_Data provided_
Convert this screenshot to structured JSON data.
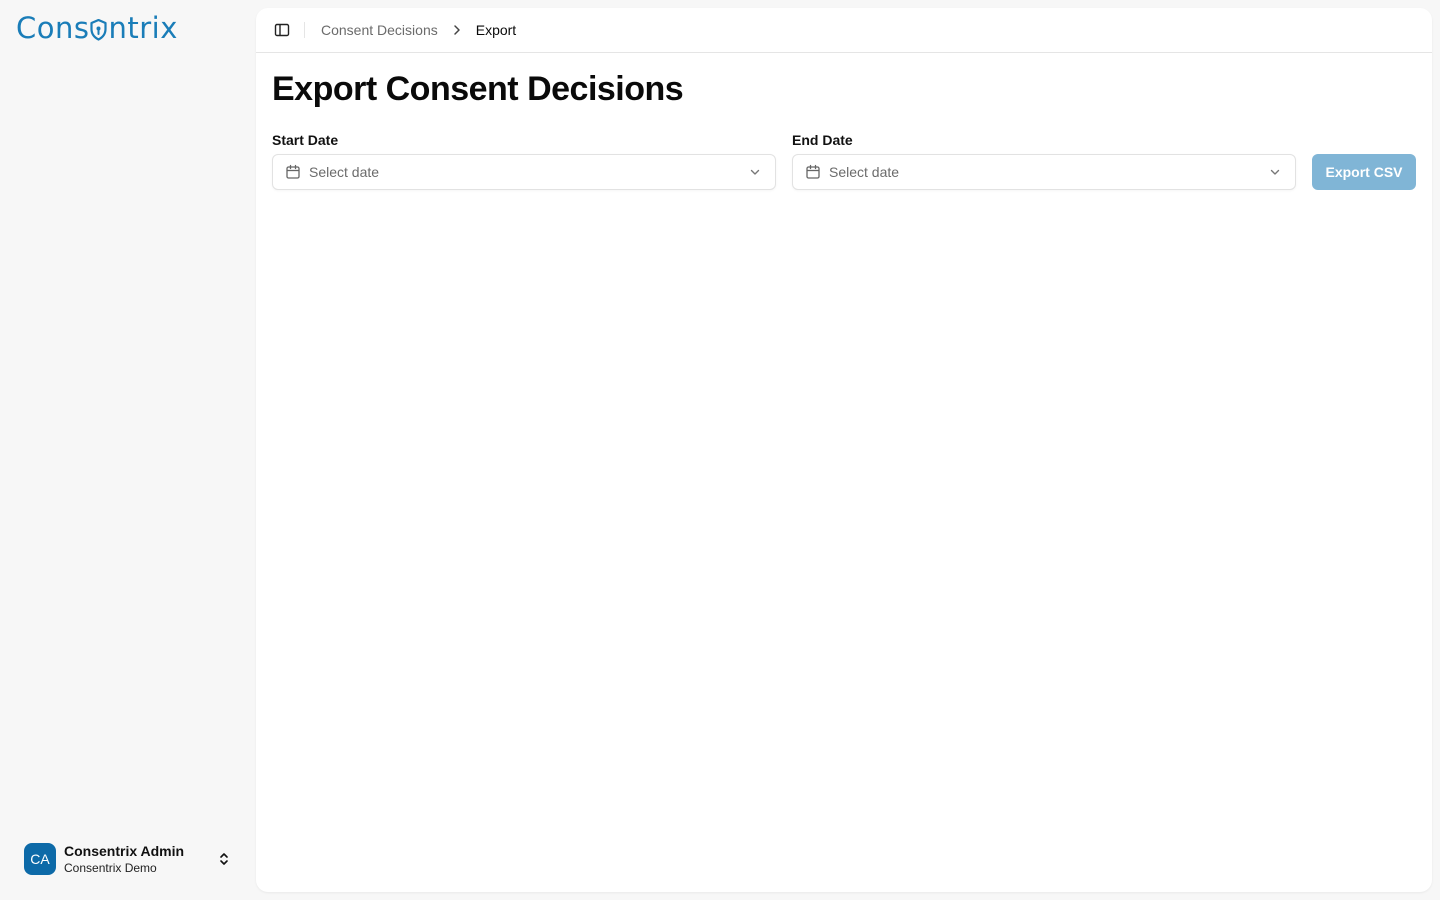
{
  "brand": {
    "logo_text_before": "Cons",
    "logo_text_after": "ntrix",
    "color": "#1a7db8"
  },
  "user": {
    "initials": "CA",
    "name": "Consentrix Admin",
    "org": "Consentrix Demo"
  },
  "breadcrumb": {
    "parent": "Consent Decisions",
    "current": "Export"
  },
  "page": {
    "title": "Export Consent Decisions"
  },
  "form": {
    "start_label": "Start Date",
    "start_placeholder": "Select date",
    "end_label": "End Date",
    "end_placeholder": "Select date",
    "export_label": "Export CSV",
    "export_color": "#80b5d6"
  }
}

_What is being asked_
Repeat the records above exactly, leaving out any pictures they contain.

_Solution for this task_
Convert this screenshot to structured JSON data.
{
  "brand": {
    "logo_text_before": "Cons",
    "logo_text_after": "ntrix",
    "color": "#1a7db8"
  },
  "user": {
    "initials": "CA",
    "name": "Consentrix Admin",
    "org": "Consentrix Demo"
  },
  "breadcrumb": {
    "parent": "Consent Decisions",
    "current": "Export"
  },
  "page": {
    "title": "Export Consent Decisions"
  },
  "form": {
    "start_label": "Start Date",
    "start_placeholder": "Select date",
    "end_label": "End Date",
    "end_placeholder": "Select date",
    "export_label": "Export CSV",
    "export_color": "#80b5d6"
  }
}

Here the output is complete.